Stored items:
'''
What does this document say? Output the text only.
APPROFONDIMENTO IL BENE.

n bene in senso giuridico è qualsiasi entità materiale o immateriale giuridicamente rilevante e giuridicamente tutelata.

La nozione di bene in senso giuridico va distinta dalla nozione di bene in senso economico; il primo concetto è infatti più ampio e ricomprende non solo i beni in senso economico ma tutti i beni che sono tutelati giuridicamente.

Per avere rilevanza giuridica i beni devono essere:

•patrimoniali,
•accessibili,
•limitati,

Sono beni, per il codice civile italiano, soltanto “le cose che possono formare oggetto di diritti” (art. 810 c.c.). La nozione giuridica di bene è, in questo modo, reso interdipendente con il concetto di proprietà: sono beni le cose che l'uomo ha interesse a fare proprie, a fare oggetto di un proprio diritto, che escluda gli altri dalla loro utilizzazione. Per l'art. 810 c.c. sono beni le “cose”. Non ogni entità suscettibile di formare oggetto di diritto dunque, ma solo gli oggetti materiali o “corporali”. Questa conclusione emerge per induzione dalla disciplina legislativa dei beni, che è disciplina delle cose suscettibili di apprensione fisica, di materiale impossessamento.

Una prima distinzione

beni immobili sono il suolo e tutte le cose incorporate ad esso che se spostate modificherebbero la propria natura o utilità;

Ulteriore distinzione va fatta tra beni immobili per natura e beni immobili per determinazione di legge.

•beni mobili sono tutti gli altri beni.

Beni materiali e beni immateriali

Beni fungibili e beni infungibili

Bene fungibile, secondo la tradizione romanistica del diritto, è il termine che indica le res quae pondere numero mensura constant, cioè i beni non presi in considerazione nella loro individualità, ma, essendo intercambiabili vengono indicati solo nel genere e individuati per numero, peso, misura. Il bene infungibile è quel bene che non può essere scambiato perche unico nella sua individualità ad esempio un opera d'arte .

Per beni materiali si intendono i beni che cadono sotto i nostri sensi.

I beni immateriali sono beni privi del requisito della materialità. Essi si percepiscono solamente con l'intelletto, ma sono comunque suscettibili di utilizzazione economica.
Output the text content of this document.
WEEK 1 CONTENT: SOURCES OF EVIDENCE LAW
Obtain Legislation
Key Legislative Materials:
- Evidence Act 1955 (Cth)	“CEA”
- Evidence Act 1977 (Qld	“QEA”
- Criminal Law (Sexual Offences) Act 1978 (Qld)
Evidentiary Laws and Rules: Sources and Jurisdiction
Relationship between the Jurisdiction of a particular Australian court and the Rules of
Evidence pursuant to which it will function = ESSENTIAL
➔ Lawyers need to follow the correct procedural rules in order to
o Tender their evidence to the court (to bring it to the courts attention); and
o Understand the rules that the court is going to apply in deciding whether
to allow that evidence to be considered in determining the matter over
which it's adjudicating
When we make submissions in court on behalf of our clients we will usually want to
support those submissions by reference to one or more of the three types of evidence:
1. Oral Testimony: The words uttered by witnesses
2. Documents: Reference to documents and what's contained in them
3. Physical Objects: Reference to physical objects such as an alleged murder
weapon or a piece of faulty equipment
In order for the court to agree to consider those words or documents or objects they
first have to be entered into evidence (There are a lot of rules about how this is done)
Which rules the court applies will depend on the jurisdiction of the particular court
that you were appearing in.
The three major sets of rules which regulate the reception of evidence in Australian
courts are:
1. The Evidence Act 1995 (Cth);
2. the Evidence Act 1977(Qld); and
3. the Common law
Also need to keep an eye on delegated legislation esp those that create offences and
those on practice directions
'''
## Goal of the exercise:
Determine how many of the lines above hold the word "Australian", and output that number by itself.

## Completed task:
2